• _Your goal_
From the listing below, pull each line that includes "xlabel".

Rows from a figure dataset
※
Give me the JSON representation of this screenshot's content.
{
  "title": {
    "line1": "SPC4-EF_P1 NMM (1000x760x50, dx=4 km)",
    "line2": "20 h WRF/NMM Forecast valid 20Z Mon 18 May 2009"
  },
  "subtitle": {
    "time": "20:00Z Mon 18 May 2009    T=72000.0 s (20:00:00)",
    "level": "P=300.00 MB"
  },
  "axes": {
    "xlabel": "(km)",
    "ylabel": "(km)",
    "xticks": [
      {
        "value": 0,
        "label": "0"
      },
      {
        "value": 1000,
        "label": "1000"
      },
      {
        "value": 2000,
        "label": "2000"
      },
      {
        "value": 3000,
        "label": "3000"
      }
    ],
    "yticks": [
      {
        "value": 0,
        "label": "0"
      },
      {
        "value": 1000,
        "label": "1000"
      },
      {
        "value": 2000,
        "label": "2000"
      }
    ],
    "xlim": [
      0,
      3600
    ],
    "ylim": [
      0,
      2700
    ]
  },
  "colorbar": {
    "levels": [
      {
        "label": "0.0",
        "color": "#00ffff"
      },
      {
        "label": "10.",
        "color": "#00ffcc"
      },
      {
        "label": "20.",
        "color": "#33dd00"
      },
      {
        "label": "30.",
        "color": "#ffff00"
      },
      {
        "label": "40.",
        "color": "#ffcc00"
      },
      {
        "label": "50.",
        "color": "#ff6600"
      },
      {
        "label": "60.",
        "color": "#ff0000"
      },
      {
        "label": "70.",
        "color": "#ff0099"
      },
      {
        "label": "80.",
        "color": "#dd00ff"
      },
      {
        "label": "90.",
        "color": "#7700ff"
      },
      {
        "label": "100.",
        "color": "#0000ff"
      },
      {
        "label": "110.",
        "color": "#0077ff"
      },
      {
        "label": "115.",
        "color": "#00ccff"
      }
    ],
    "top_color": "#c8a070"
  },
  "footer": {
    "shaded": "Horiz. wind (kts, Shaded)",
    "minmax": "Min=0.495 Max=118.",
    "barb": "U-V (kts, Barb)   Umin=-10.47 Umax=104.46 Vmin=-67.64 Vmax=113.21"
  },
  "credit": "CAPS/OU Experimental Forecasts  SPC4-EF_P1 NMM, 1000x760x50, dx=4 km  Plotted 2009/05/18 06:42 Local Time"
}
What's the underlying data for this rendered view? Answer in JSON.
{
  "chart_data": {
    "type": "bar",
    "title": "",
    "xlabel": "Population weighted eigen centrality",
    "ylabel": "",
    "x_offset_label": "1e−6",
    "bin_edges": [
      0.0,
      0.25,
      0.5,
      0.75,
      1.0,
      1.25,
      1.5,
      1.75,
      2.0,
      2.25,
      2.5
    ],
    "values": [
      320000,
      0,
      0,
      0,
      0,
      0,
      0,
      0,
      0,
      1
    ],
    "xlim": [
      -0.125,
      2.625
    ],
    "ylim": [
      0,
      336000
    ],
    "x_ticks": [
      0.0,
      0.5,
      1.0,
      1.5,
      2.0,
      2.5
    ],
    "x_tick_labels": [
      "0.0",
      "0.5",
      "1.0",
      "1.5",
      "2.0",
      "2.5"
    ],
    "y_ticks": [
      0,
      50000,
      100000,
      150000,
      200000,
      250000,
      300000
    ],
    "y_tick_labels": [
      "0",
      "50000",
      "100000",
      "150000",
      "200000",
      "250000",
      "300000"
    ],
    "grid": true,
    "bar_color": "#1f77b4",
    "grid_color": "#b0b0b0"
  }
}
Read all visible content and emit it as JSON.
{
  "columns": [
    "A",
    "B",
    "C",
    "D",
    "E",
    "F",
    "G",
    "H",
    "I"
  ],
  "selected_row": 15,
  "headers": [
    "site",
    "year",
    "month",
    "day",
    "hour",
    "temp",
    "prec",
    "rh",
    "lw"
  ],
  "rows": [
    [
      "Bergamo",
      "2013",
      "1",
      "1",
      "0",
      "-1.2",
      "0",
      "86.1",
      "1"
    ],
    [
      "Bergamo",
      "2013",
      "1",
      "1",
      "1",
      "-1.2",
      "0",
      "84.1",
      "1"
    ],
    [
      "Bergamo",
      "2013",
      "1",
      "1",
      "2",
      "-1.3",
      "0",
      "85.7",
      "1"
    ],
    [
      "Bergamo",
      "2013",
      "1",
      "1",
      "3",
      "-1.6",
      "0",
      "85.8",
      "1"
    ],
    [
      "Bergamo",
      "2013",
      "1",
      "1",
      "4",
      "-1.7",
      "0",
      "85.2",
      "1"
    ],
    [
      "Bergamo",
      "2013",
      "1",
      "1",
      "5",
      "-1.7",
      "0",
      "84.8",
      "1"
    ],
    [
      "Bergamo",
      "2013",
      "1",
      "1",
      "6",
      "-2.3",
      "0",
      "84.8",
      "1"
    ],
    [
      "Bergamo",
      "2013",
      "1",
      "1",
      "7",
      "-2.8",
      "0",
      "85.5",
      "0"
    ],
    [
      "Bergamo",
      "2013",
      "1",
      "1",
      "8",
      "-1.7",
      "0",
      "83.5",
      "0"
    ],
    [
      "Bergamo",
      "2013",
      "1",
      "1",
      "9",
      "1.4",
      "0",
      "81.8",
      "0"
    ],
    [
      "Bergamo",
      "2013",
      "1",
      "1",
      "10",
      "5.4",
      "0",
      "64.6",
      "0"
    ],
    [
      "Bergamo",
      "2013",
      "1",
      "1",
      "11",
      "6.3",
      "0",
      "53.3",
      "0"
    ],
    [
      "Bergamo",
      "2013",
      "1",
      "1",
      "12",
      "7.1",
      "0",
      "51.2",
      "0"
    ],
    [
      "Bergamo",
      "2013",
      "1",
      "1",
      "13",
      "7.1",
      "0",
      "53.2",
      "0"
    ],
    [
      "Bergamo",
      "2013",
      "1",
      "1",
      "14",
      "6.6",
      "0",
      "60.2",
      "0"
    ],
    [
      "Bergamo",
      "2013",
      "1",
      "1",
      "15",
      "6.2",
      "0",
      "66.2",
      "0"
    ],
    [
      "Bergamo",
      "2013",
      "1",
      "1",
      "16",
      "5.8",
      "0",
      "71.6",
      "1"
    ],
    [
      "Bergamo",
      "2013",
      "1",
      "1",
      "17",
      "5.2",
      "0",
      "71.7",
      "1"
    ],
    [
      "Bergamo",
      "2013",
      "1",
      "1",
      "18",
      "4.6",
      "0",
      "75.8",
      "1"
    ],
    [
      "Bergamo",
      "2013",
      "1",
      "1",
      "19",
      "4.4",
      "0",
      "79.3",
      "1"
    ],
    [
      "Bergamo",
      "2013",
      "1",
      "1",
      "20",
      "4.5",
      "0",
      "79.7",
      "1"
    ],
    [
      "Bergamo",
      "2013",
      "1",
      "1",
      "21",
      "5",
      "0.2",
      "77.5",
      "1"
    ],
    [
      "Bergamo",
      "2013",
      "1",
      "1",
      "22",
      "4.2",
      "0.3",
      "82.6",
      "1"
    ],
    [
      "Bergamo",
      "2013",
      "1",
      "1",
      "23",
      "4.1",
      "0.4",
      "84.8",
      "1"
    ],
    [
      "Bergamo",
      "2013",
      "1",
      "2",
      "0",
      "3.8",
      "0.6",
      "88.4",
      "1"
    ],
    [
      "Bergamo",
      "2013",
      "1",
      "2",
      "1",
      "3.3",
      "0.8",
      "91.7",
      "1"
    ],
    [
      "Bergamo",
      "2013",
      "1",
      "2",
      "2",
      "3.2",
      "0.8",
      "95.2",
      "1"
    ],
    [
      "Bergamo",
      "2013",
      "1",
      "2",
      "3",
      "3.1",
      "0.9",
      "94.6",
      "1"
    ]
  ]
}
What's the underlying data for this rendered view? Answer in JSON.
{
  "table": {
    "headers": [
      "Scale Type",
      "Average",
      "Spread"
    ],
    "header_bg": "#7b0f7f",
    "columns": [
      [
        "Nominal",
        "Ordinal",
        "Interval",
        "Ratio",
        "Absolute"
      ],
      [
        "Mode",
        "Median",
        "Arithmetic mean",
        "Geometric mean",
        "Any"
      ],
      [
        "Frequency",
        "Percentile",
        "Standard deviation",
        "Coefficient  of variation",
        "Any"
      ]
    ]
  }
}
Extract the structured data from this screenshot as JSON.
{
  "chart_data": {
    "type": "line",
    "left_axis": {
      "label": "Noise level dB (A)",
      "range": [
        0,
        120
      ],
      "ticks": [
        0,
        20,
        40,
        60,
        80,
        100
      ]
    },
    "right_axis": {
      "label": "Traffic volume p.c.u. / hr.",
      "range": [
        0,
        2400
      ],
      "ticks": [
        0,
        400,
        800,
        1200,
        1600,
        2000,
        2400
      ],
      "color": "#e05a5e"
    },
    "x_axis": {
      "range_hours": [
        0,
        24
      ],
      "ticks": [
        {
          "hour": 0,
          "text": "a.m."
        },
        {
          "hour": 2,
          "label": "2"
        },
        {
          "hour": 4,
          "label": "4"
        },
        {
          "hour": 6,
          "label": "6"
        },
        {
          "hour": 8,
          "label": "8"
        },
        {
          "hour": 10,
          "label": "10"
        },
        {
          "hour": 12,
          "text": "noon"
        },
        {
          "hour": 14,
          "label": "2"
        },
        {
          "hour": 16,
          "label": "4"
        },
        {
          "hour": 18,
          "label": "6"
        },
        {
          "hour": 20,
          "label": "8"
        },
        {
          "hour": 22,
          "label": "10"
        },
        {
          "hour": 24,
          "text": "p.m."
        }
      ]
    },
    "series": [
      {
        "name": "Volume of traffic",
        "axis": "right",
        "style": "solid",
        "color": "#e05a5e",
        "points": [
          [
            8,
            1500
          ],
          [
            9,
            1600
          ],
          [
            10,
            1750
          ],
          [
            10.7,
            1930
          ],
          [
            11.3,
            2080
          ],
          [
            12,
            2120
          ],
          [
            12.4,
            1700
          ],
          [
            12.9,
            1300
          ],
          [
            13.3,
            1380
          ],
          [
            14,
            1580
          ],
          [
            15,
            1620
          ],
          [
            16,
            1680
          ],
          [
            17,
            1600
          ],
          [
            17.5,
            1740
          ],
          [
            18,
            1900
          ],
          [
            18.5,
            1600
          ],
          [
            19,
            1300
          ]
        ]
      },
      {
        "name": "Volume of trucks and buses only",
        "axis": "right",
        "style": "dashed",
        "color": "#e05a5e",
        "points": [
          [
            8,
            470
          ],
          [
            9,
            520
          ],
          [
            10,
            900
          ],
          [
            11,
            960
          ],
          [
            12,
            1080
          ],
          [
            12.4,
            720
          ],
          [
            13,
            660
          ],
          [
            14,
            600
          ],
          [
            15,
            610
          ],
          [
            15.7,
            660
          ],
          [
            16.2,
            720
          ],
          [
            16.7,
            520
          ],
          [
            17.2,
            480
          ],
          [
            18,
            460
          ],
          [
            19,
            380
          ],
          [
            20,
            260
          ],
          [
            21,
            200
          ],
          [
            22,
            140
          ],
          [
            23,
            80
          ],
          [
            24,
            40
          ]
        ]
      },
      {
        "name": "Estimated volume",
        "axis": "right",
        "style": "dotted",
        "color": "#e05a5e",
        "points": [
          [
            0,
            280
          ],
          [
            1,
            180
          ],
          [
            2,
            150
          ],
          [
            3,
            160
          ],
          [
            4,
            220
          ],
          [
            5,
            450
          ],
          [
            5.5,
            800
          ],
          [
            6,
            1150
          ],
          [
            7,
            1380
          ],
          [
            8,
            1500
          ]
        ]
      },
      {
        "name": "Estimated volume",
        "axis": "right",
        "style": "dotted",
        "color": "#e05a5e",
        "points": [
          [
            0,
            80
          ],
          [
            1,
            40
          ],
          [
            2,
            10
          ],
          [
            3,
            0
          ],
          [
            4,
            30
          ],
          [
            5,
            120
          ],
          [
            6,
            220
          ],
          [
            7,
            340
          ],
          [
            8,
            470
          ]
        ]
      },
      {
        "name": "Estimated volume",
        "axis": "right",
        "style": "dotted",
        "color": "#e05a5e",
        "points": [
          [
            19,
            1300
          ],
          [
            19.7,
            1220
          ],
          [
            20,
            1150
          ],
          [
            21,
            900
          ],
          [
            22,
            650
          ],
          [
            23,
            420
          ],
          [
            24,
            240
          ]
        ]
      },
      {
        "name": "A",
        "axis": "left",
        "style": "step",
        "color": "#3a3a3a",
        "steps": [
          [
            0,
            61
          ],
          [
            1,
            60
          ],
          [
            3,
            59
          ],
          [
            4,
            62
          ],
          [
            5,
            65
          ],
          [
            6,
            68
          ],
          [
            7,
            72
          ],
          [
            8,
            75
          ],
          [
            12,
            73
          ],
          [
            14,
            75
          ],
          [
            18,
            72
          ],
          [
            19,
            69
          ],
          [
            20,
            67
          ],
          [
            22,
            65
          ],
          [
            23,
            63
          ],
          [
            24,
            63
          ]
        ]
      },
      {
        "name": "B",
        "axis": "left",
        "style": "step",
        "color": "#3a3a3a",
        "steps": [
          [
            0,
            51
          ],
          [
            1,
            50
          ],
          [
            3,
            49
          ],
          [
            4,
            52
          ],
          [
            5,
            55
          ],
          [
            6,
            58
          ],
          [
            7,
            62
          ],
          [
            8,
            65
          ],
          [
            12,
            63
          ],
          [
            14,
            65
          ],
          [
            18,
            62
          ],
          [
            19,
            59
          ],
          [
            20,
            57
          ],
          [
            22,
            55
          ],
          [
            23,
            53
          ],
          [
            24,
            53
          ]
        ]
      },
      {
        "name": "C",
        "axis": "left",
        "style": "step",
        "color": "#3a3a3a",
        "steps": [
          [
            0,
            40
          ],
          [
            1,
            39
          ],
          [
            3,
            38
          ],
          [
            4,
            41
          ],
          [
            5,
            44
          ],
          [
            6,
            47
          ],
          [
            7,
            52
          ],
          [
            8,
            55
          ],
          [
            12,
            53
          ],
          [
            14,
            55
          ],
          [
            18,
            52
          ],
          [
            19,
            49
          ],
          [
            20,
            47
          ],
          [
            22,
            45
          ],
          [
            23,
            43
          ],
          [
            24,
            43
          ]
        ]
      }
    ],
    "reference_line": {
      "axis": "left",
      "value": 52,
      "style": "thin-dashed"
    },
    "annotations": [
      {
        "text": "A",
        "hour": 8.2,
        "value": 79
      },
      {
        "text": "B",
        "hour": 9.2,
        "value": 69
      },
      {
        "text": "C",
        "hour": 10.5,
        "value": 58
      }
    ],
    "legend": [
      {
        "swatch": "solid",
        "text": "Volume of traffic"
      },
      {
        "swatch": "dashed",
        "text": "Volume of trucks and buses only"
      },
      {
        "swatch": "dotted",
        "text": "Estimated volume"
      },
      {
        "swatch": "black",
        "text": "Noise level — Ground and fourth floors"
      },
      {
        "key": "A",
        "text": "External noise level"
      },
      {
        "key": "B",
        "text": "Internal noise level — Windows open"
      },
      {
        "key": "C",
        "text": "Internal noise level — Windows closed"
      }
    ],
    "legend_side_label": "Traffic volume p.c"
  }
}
※
• _Completed exercise_
    "xlabel": "(km)",
    "xlabel": "Population weighted eigen centrality",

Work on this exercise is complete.